-- START OF READING PASSAGE --

This release includes all bug fixes shipped in the 3.12.x series.

  • Feature flag discovery on a newly added node could discover an incomplete inventory of feature flags.

    GitHub issue: #8477

  • Feature flag discovery operations will now be retried multiple times in case of network failures.

    GitHub issue: #8491

  • The state of node maintenance status across the cluster is now replicated. It previously was accessible to all nodes but not replicated.

    GitHub issue: #9005

Management Plugin

Enhancements

  • New API endpoint, GET /api/stream/{vhost}/{name}/tracking, can be used to track publisher and consumer offsets in a stream.

    GitHub issue: #9642

  • Several rarely used queue metrics were removed to reduce inter-node data transfers and CPU burn during API response generation. The effects will be particularly pronounced for the GET /api/queues endpoint used without filtering or pagination, which can produce enormously large responses.

    A couple of relevant queue metrics or state fields were lifted to the top level.

    This is a potentially breaking change.

    Note that Prometheus is the recommended option for monitoring, not the management plugin's HTTP API.

    GitHub issues: #9437, #9578, #9633

Stream Plugin

Enhancements

  • Support for (consumer) stream filtering.

    This allows consumers that are only interested in a subset of data in a stream to receive less data. Note that false positives are possible, so this feature should be accompanied by client library or application-level filtering.

    GitHub issue: #8207

MQTT Plugin

Enhancements

  • Support for MQTTv5 (with limitations).

    GitHub issues: #7263, #8681

  • Negative message acknowledgements are now propagated to MQTTv5 clients.

    GitHub issue: #9034

  • Potential incompatibility: mqtt.subscription_ttl configuration was replaced with mqtt.max_session_expiry_interval_seconds that targets MQTTv5.

    GitHub issue: #8846

AMQP 1.0 Plugin

Bug Fixes

  • During AMQP 1.0 to AMQP 0-9-1 conversion, the Correlation ID message property is now stored as x-correlation-id (instead of x-correlation) for values longer than 255 bytes.

    This is a potentially breaking change.

-- END OF READING PASSAGE --
-- START OF DATASET CONTENT --

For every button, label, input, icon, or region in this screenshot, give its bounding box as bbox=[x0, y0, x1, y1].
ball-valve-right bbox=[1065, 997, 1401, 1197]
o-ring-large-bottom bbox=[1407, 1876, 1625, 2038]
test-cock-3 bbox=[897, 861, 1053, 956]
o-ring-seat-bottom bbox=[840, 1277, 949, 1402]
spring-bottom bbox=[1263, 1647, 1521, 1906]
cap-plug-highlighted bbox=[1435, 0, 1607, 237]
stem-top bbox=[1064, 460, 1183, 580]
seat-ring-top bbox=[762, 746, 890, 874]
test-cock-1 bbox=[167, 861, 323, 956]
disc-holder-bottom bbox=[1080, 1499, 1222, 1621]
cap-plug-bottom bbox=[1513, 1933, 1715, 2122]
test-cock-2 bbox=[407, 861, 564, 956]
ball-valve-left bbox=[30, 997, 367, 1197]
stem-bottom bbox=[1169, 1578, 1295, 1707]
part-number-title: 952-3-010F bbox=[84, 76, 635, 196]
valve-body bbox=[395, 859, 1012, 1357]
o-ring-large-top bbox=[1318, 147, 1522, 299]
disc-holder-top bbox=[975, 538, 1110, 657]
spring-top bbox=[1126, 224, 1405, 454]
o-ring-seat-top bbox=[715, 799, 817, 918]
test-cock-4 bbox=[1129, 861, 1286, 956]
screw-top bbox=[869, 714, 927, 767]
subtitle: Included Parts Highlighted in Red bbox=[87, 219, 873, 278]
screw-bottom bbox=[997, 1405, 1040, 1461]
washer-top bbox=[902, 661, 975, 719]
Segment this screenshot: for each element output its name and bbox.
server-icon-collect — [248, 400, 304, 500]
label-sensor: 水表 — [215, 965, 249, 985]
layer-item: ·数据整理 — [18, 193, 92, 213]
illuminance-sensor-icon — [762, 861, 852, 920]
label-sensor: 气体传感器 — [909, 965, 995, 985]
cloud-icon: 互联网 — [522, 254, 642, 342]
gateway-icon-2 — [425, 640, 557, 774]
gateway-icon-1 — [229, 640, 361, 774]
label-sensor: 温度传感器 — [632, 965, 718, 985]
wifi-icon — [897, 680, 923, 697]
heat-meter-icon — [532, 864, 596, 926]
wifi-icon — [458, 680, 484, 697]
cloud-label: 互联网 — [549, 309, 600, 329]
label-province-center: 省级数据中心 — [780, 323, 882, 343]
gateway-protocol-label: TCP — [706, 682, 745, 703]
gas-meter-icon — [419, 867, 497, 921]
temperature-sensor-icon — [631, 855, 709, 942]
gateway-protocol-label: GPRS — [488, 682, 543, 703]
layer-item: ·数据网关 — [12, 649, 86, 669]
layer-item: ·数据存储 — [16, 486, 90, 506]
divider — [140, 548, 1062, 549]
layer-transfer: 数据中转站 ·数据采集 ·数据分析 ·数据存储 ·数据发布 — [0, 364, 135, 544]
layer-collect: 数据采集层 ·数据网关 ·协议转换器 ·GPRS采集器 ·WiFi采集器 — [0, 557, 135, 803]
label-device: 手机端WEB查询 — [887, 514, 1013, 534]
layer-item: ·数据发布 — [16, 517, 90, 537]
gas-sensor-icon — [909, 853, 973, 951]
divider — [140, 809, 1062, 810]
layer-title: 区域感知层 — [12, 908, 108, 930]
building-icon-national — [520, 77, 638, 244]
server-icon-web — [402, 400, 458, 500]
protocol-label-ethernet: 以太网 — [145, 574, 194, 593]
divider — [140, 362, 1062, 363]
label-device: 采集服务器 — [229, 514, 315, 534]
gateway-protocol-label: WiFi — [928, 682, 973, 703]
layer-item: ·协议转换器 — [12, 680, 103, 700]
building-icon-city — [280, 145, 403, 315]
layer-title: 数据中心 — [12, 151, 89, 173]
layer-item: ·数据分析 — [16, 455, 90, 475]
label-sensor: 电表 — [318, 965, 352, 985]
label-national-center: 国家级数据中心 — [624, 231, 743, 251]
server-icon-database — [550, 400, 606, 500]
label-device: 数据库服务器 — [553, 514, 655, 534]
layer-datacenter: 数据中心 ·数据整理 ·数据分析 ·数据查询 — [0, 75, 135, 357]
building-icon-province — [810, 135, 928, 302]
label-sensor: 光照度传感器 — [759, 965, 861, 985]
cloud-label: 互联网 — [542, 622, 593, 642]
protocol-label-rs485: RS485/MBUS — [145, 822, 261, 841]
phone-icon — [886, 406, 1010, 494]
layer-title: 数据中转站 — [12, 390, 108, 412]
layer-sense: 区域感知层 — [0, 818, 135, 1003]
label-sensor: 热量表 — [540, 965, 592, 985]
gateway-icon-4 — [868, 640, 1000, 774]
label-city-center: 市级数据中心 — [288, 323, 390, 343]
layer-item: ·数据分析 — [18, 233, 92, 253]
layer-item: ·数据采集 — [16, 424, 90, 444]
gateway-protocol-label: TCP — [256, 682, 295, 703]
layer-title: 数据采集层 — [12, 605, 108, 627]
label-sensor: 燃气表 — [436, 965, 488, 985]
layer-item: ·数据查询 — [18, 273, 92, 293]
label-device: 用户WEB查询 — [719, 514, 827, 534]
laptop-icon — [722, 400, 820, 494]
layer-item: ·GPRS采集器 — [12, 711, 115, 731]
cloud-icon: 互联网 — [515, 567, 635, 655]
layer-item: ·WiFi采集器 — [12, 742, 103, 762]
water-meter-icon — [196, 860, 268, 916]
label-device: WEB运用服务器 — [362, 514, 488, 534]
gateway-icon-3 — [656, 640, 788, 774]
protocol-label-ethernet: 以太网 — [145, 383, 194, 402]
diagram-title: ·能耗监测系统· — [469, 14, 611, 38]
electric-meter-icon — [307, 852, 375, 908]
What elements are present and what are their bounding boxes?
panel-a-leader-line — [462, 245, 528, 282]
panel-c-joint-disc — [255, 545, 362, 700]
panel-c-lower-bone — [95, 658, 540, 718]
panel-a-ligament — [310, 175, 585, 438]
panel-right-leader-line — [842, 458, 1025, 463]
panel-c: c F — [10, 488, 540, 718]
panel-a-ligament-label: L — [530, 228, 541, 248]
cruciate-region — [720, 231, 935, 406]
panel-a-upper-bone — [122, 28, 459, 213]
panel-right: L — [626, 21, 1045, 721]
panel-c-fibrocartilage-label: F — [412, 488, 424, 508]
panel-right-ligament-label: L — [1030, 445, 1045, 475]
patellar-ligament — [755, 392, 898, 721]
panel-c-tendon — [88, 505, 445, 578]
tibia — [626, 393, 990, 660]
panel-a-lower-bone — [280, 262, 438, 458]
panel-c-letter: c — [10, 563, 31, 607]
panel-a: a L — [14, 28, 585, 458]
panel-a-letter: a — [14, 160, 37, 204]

-- END OF DATASET CONTENT --

**SET EXERCISE:** Can you write out the release notes word for word, from "This allows consumers" up to and including "to MQTTv5 clients."?

**EXERCISE ANSWER:**
This allows consumers that are only interested in a subset of data in a stream to receive less data. Note that false positives are possible, so this feature should be accompanied by client library or application-level filtering.

    GitHub issue: #8207

MQTT Plugin

Enhancements

  • Support for MQTTv5 (with limitations).

    GitHub issues: #7263, #8681

  • Negative message acknowledgements are now propagated to MQTTv5 clients.